>> begin Recorded information
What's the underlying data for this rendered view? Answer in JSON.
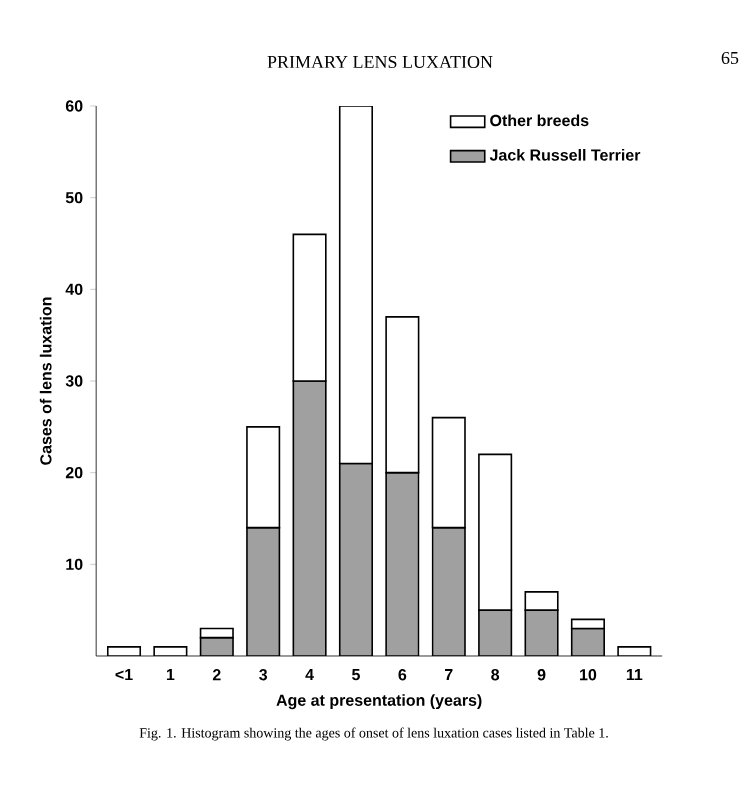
{
  "chart_data": {
    "type": "bar",
    "stacked": true,
    "title": "PRIMARY LENS LUXATION",
    "xlabel": "Age at presentation  (years)",
    "ylabel": "Cases of lens luxation",
    "categories": [
      "<1",
      "1",
      "2",
      "3",
      "4",
      "5",
      "6",
      "7",
      "8",
      "9",
      "10",
      "11"
    ],
    "series": [
      {
        "name": "Jack Russell Terrier",
        "color": "#a0a0a0",
        "values": [
          0,
          0,
          2,
          14,
          30,
          21,
          20,
          14,
          5,
          5,
          3,
          0
        ]
      },
      {
        "name": "Other breeds",
        "color": "#ffffff",
        "values": [
          1,
          1,
          1,
          11,
          16,
          39,
          17,
          12,
          17,
          2,
          1,
          1
        ]
      }
    ],
    "ylim": [
      0,
      60
    ],
    "yticks": [
      10,
      20,
      30,
      40,
      50,
      60
    ],
    "legend": "top right",
    "grid": false,
    "annotations": [
      "65",
      "Fig. 1. Histogram showing the ages of onset of lens luxation cases listed in Table 1."
    ]
  }
}
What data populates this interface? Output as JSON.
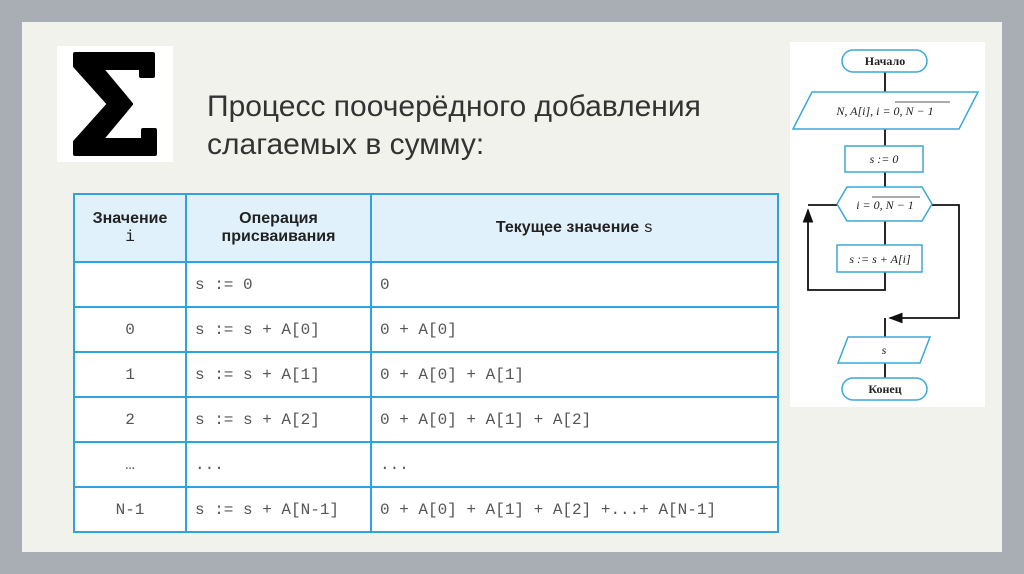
{
  "title_lines": [
    "Процесс поочерёдного добавления",
    "слагаемых в сумму:"
  ],
  "sigma_icon": "sigma-summation-icon",
  "table": {
    "headers": {
      "i_line1": "Значение",
      "i_line2": "i",
      "op_line1": "Операция",
      "op_line2": "присваивания",
      "s_text": "Текущее значение ",
      "s_var": "s"
    },
    "rows": [
      {
        "i": "",
        "op": "s := 0",
        "val": "0"
      },
      {
        "i": "0",
        "op": "s := s + A[0]",
        "val": "0 + A[0]"
      },
      {
        "i": "1",
        "op": "s := s + A[1]",
        "val": "0 + A[0] + A[1]"
      },
      {
        "i": "2",
        "op": "s := s + A[2]",
        "val": "0 + A[0] + A[1] + A[2]"
      },
      {
        "i": "…",
        "op": "...",
        "val": "..."
      },
      {
        "i": "N-1",
        "op": "s := s + A[N-1]",
        "val": "0 + A[0] + A[1] + A[2] +...+ A[N-1]"
      }
    ]
  },
  "flowchart": {
    "start": "Начало",
    "input": "N, A[i], i = 0, N − 1",
    "init": "s := 0",
    "loop": "i = 0, N − 1",
    "body": "s := s + A[i]",
    "output": "s",
    "end": "Конец"
  },
  "colors": {
    "border": "#2ea3dc",
    "header_bg": "#e0f1fb"
  }
}
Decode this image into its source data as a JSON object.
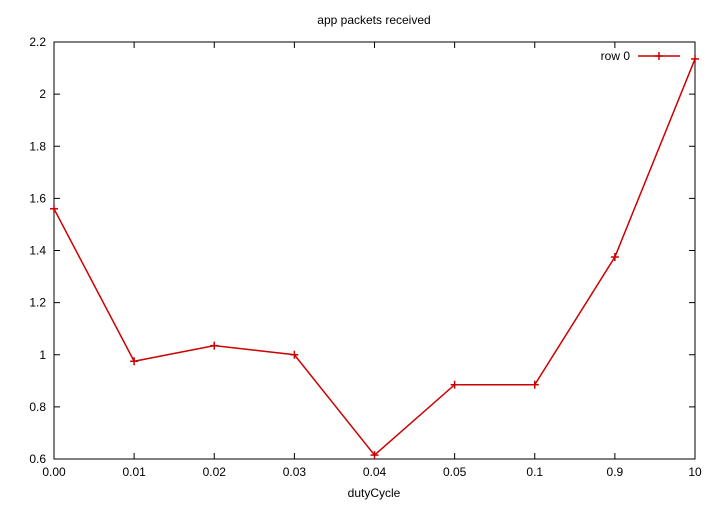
{
  "chart_data": {
    "type": "line",
    "title": "app packets received",
    "xlabel": "dutyCycle",
    "ylabel": "",
    "categories": [
      "0.00",
      "0.01",
      "0.02",
      "0.03",
      "0.04",
      "0.05",
      "0.1",
      "0.9",
      "10"
    ],
    "ylim": [
      0.6,
      2.2
    ],
    "yticks": [
      "0.6",
      "0.8",
      "1",
      "1.2",
      "1.4",
      "1.6",
      "1.8",
      "2",
      "2.2"
    ],
    "ytick_values": [
      0.6,
      0.8,
      1.0,
      1.2,
      1.4,
      1.6,
      1.8,
      2.0,
      2.2
    ],
    "grid": false,
    "legend_position": "top-right",
    "series": [
      {
        "name": "row 0",
        "color": "#cc0000",
        "marker": "plus",
        "values": [
          1.56,
          0.975,
          1.035,
          1.0,
          0.615,
          0.885,
          0.885,
          1.375,
          2.135
        ]
      }
    ]
  }
}
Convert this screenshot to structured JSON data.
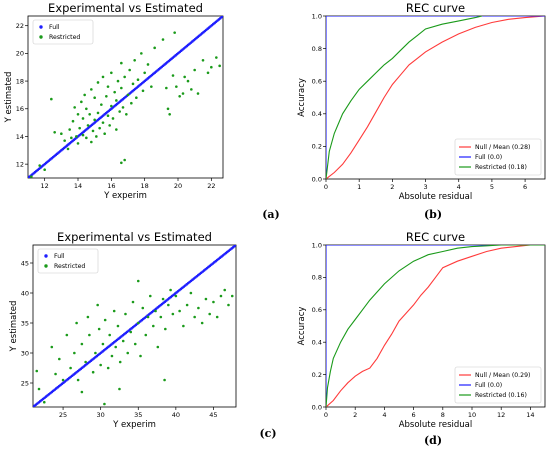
{
  "chart_data": [
    {
      "id": "a",
      "type": "scatter",
      "title": "Experimental vs Estimated",
      "xlabel": "Y experim",
      "ylabel": "Y estimated",
      "caption": "(a)",
      "xlim": [
        11,
        22.7
      ],
      "ylim": [
        11,
        22.7
      ],
      "xticks": [
        12,
        14,
        16,
        18,
        20,
        22
      ],
      "yticks": [
        12,
        14,
        16,
        18,
        20,
        22
      ],
      "legend": "top-left",
      "colors": {
        "full": "#1f1fff",
        "restricted": "#1a9a1a",
        "diagonal": "#ff5555"
      },
      "series": [
        {
          "name": "Full",
          "line_range": [
            11,
            22.7
          ]
        },
        {
          "name": "Restricted",
          "points": [
            [
              11.2,
              11.1
            ],
            [
              11.7,
              11.9
            ],
            [
              12.0,
              11.6
            ],
            [
              12.4,
              16.7
            ],
            [
              12.6,
              14.3
            ],
            [
              13.0,
              14.2
            ],
            [
              13.2,
              13.7
            ],
            [
              13.4,
              13.1
            ],
            [
              13.5,
              14.5
            ],
            [
              13.6,
              13.9
            ],
            [
              13.7,
              15.1
            ],
            [
              13.8,
              16.1
            ],
            [
              13.9,
              14.0
            ],
            [
              14.0,
              15.6
            ],
            [
              14.0,
              13.5
            ],
            [
              14.1,
              14.6
            ],
            [
              14.2,
              16.5
            ],
            [
              14.3,
              14.1
            ],
            [
              14.3,
              15.3
            ],
            [
              14.4,
              17.0
            ],
            [
              14.5,
              13.9
            ],
            [
              14.5,
              16.0
            ],
            [
              14.6,
              14.8
            ],
            [
              14.7,
              15.6
            ],
            [
              14.8,
              13.6
            ],
            [
              14.8,
              17.4
            ],
            [
              14.9,
              14.4
            ],
            [
              15.0,
              15.2
            ],
            [
              15.0,
              16.8
            ],
            [
              15.1,
              14.0
            ],
            [
              15.2,
              15.7
            ],
            [
              15.2,
              17.9
            ],
            [
              15.3,
              14.6
            ],
            [
              15.4,
              16.3
            ],
            [
              15.5,
              15.0
            ],
            [
              15.5,
              18.3
            ],
            [
              15.6,
              14.2
            ],
            [
              15.7,
              16.9
            ],
            [
              15.8,
              15.5
            ],
            [
              15.8,
              17.6
            ],
            [
              15.9,
              14.8
            ],
            [
              16.0,
              16.2
            ],
            [
              16.0,
              18.6
            ],
            [
              16.1,
              15.3
            ],
            [
              16.2,
              17.2
            ],
            [
              16.3,
              14.5
            ],
            [
              16.3,
              16.6
            ],
            [
              16.4,
              18.0
            ],
            [
              16.5,
              15.8
            ],
            [
              16.6,
              17.5
            ],
            [
              16.6,
              19.3
            ],
            [
              16.7,
              16.1
            ],
            [
              16.8,
              18.3
            ],
            [
              16.9,
              15.6
            ],
            [
              17.0,
              17.0
            ],
            [
              17.1,
              18.8
            ],
            [
              17.2,
              16.4
            ],
            [
              17.3,
              17.8
            ],
            [
              17.4,
              19.5
            ],
            [
              17.5,
              16.8
            ],
            [
              17.6,
              18.1
            ],
            [
              17.8,
              20.0
            ],
            [
              17.9,
              17.3
            ],
            [
              18.0,
              18.6
            ],
            [
              16.8,
              12.3
            ],
            [
              16.6,
              12.1
            ],
            [
              18.2,
              19.2
            ],
            [
              18.4,
              17.6
            ],
            [
              19.3,
              17.5
            ],
            [
              19.4,
              16.0
            ],
            [
              19.5,
              15.6
            ],
            [
              19.7,
              18.4
            ],
            [
              19.9,
              17.6
            ],
            [
              20.1,
              16.9
            ],
            [
              20.3,
              17.1
            ],
            [
              20.4,
              18.3
            ],
            [
              20.6,
              18.0
            ],
            [
              20.8,
              17.4
            ],
            [
              21.0,
              18.8
            ],
            [
              21.2,
              17.1
            ],
            [
              21.5,
              19.5
            ],
            [
              21.8,
              18.6
            ],
            [
              22.0,
              19.0
            ],
            [
              22.3,
              19.7
            ],
            [
              22.5,
              19.1
            ],
            [
              19.1,
              21.0
            ],
            [
              18.6,
              20.4
            ],
            [
              19.8,
              21.5
            ]
          ]
        }
      ]
    },
    {
      "id": "b",
      "type": "line",
      "title": "REC curve",
      "xlabel": "Absolute residual",
      "ylabel": "Accuracy",
      "caption": "(b)",
      "xlim": [
        0,
        6.6
      ],
      "ylim": [
        0,
        1
      ],
      "xticks": [
        0,
        1,
        2,
        3,
        4,
        5,
        6
      ],
      "yticks": [
        0.0,
        0.2,
        0.4,
        0.6,
        0.8,
        1.0
      ],
      "legend": "bottom-right",
      "colors": {
        "null": "#ff3b3b",
        "full": "#1f1fff",
        "restricted": "#1a9a1a"
      },
      "series": [
        {
          "name": "Null / Mean (0.28)",
          "x": [
            0,
            0.25,
            0.5,
            0.75,
            1.0,
            1.25,
            1.5,
            1.75,
            2.0,
            2.25,
            2.5,
            2.75,
            3.0,
            3.5,
            4.0,
            4.5,
            5.0,
            5.5,
            6.0,
            6.6
          ],
          "y": [
            0,
            0.04,
            0.09,
            0.16,
            0.24,
            0.32,
            0.41,
            0.5,
            0.58,
            0.64,
            0.7,
            0.74,
            0.78,
            0.84,
            0.89,
            0.93,
            0.96,
            0.98,
            0.99,
            1.0
          ]
        },
        {
          "name": "Full (0.0)",
          "x": [
            0,
            0,
            6.6
          ],
          "y": [
            0,
            1,
            1
          ]
        },
        {
          "name": "Restricted (0.18)",
          "x": [
            0,
            0.1,
            0.25,
            0.5,
            0.75,
            1.0,
            1.25,
            1.5,
            1.75,
            2.0,
            2.25,
            2.5,
            2.75,
            3.0,
            3.5,
            4.0,
            4.5,
            4.7
          ],
          "y": [
            0,
            0.17,
            0.28,
            0.4,
            0.48,
            0.55,
            0.6,
            0.65,
            0.7,
            0.74,
            0.79,
            0.84,
            0.88,
            0.92,
            0.95,
            0.97,
            0.99,
            1.0
          ]
        }
      ]
    },
    {
      "id": "c",
      "type": "scatter",
      "title": "Experimental vs Estimated",
      "xlabel": "Y experim",
      "ylabel": "Y estimated",
      "caption": "(c)",
      "xlim": [
        21,
        48
      ],
      "ylim": [
        21,
        48
      ],
      "xticks": [
        25,
        30,
        35,
        40,
        45
      ],
      "yticks": [
        25,
        30,
        35,
        40,
        45
      ],
      "legend": "top-left",
      "colors": {
        "full": "#1f1fff",
        "restricted": "#1a9a1a",
        "diagonal": "#ff5555"
      },
      "series": [
        {
          "name": "Full",
          "line_range": [
            21,
            48
          ]
        },
        {
          "name": "Restricted",
          "points": [
            [
              21.5,
              27.0
            ],
            [
              21.8,
              24.0
            ],
            [
              22.5,
              21.8
            ],
            [
              23.5,
              31.0
            ],
            [
              24.0,
              26.5
            ],
            [
              24.5,
              29.0
            ],
            [
              25.0,
              25.5
            ],
            [
              25.5,
              33.0
            ],
            [
              26.0,
              27.5
            ],
            [
              26.5,
              30.0
            ],
            [
              26.8,
              35.0
            ],
            [
              27.0,
              25.5
            ],
            [
              27.5,
              31.5
            ],
            [
              28.0,
              28.5
            ],
            [
              28.3,
              36.0
            ],
            [
              28.5,
              33.0
            ],
            [
              29.0,
              26.8
            ],
            [
              29.3,
              30.0
            ],
            [
              29.6,
              38.0
            ],
            [
              29.8,
              34.0
            ],
            [
              30.0,
              28.0
            ],
            [
              30.3,
              31.5
            ],
            [
              30.6,
              35.5
            ],
            [
              31.0,
              27.5
            ],
            [
              31.2,
              33.0
            ],
            [
              31.5,
              29.5
            ],
            [
              31.8,
              37.0
            ],
            [
              32.0,
              31.0
            ],
            [
              32.3,
              34.5
            ],
            [
              32.6,
              28.5
            ],
            [
              33.0,
              32.0
            ],
            [
              33.3,
              36.5
            ],
            [
              33.6,
              30.0
            ],
            [
              34.0,
              33.5
            ],
            [
              34.3,
              38.5
            ],
            [
              34.6,
              31.5
            ],
            [
              35.0,
              35.0
            ],
            [
              35.3,
              29.5
            ],
            [
              35.6,
              37.5
            ],
            [
              36.0,
              33.0
            ],
            [
              36.3,
              36.0
            ],
            [
              36.6,
              39.5
            ],
            [
              37.0,
              34.5
            ],
            [
              37.3,
              37.0
            ],
            [
              37.6,
              31.0
            ],
            [
              38.0,
              36.0
            ],
            [
              38.3,
              39.0
            ],
            [
              38.6,
              34.0
            ],
            [
              39.0,
              38.0
            ],
            [
              39.3,
              40.5
            ],
            [
              39.6,
              36.5
            ],
            [
              40.0,
              39.5
            ],
            [
              40.5,
              37.0
            ],
            [
              41.0,
              34.5
            ],
            [
              41.5,
              38.0
            ],
            [
              42.0,
              40.0
            ],
            [
              42.5,
              36.0
            ],
            [
              43.0,
              37.5
            ],
            [
              43.5,
              35.0
            ],
            [
              44.0,
              39.0
            ],
            [
              44.5,
              36.5
            ],
            [
              45.0,
              38.5
            ],
            [
              45.5,
              36.0
            ],
            [
              46.0,
              39.5
            ],
            [
              46.5,
              40.5
            ],
            [
              47.0,
              38.0
            ],
            [
              47.5,
              39.5
            ],
            [
              32.5,
              24.0
            ],
            [
              30.5,
              21.5
            ],
            [
              38.5,
              25.5
            ],
            [
              35.0,
              42.0
            ],
            [
              27.5,
              23.5
            ]
          ]
        }
      ]
    },
    {
      "id": "d",
      "type": "line",
      "title": "REC curve",
      "xlabel": "Absolute residual",
      "ylabel": "Accuracy",
      "caption": "(d)",
      "xlim": [
        0,
        15
      ],
      "ylim": [
        0,
        1
      ],
      "xticks": [
        0,
        2,
        4,
        6,
        8,
        10,
        12,
        14
      ],
      "yticks": [
        0.0,
        0.2,
        0.4,
        0.6,
        0.8,
        1.0
      ],
      "legend": "bottom-right",
      "colors": {
        "null": "#ff3b3b",
        "full": "#1f1fff",
        "restricted": "#1a9a1a"
      },
      "series": [
        {
          "name": "Null / Mean (0.29)",
          "x": [
            0,
            0.5,
            1,
            1.5,
            2,
            2.5,
            3,
            3.5,
            4,
            4.5,
            5,
            5.5,
            6,
            6.5,
            7,
            7.5,
            8,
            9,
            10,
            11,
            12,
            13,
            14,
            15
          ],
          "y": [
            0,
            0.04,
            0.1,
            0.15,
            0.19,
            0.22,
            0.24,
            0.3,
            0.38,
            0.45,
            0.53,
            0.58,
            0.63,
            0.69,
            0.74,
            0.8,
            0.86,
            0.9,
            0.93,
            0.96,
            0.98,
            0.99,
            1.0,
            1.0
          ]
        },
        {
          "name": "Full (0.0)",
          "x": [
            0,
            0,
            15
          ],
          "y": [
            0,
            1,
            1
          ]
        },
        {
          "name": "Restricted (0.16)",
          "x": [
            0,
            0.1,
            0.3,
            0.5,
            1,
            1.5,
            2,
            2.5,
            3,
            3.5,
            4,
            4.5,
            5,
            5.5,
            6,
            6.5,
            7,
            8,
            9,
            10,
            11,
            12,
            13,
            14,
            15
          ],
          "y": [
            0,
            0.12,
            0.22,
            0.3,
            0.4,
            0.48,
            0.54,
            0.6,
            0.66,
            0.71,
            0.76,
            0.8,
            0.84,
            0.87,
            0.9,
            0.92,
            0.94,
            0.96,
            0.98,
            0.99,
            0.995,
            1.0,
            1.0,
            1.0,
            1.0
          ]
        }
      ]
    }
  ]
}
>> end Recorded information
Extract all lines containing the word "caption".

**Answer to this task**
      "caption": "(a)",
      "caption": "(b)",
      "caption": "(c)",
      "caption": "(d)",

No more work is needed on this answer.